__The request__: In the records below, find each line with the word "structured" and copy it.

[Stored items from a collection]
----------------------------------------

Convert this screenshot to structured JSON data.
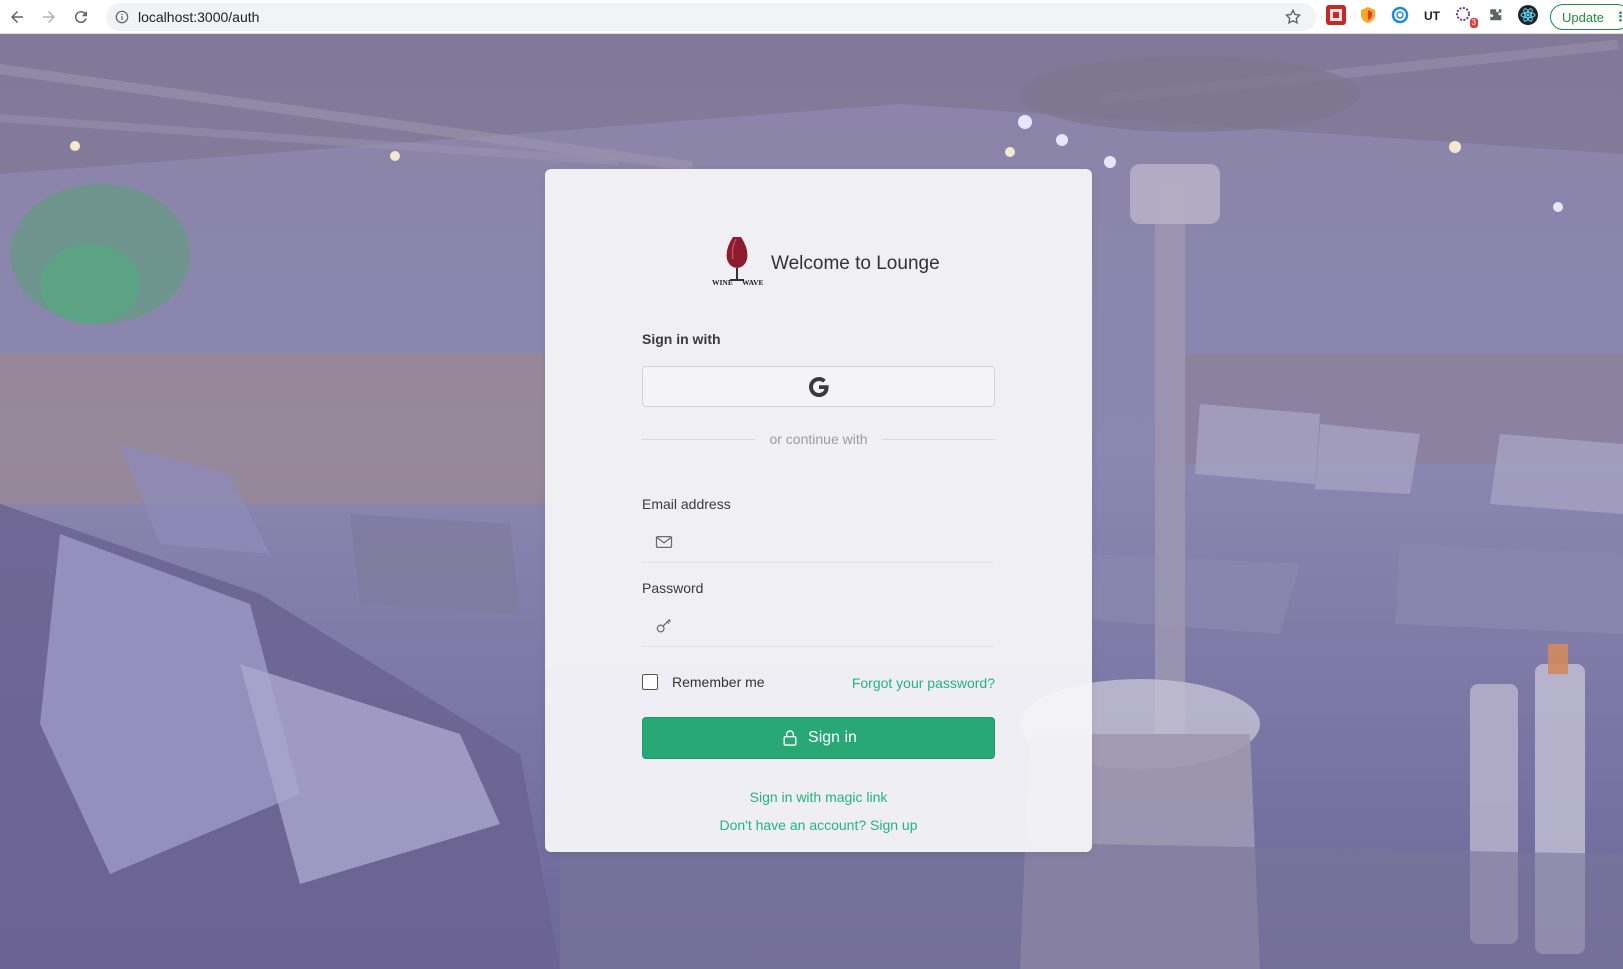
{
  "browser": {
    "url": "localhost:3000/auth",
    "update_label": "Update",
    "menu_glyph": "⋮",
    "icons": [
      "back-icon",
      "forward-icon",
      "reload-icon",
      "info-icon",
      "star-icon",
      "puzzle-icon"
    ],
    "extension_badge": "3"
  },
  "auth": {
    "logo_text": "WINE WAVE",
    "welcome": "Welcome to Lounge",
    "sign_in_with": "Sign in with",
    "divider_text": "or continue with",
    "email_label": "Email address",
    "email_value": "",
    "password_label": "Password",
    "password_value": "",
    "remember_label": "Remember me",
    "forgot_label": "Forgot your password?",
    "signin_label": "Sign in",
    "magic_link_label": "Sign in with magic link",
    "signup_label": "Don't have an account? Sign up"
  },
  "colors": {
    "accent": "#27a874",
    "link": "#24b47e",
    "background_tint": "#7a74a3"
  }
}
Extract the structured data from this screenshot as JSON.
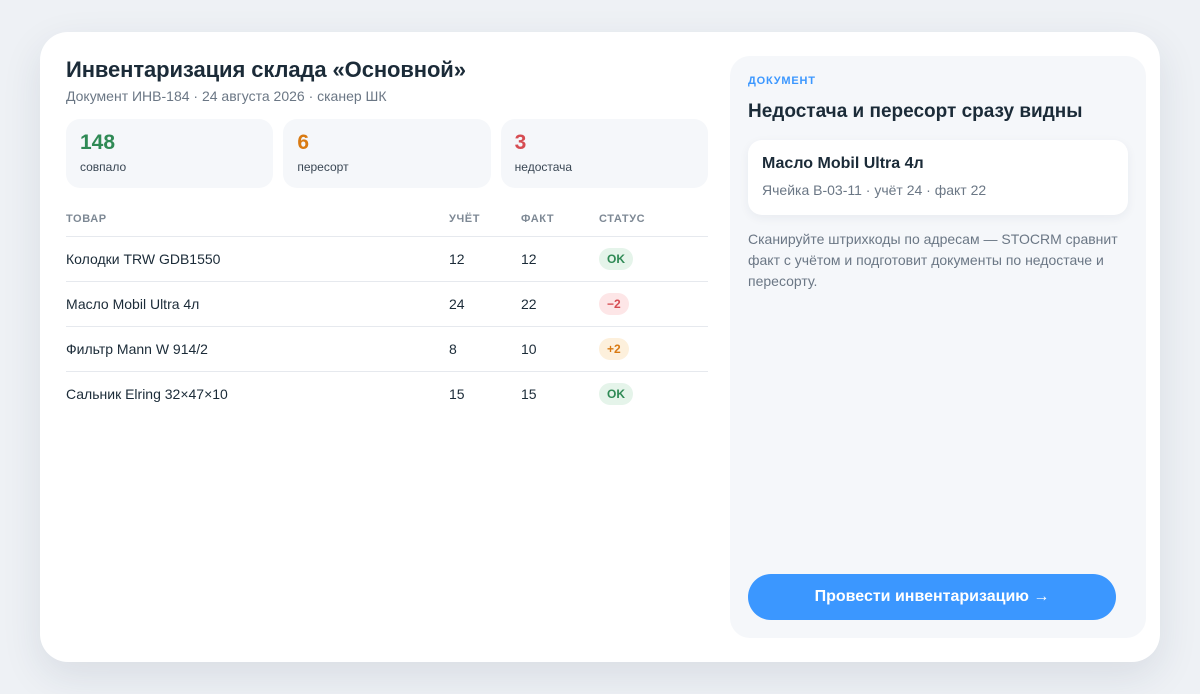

----------------------------------------

__Completed exercise__:
Convert this screenshot to structured JSON data.
Extract the structured data from this screenshot as JSON.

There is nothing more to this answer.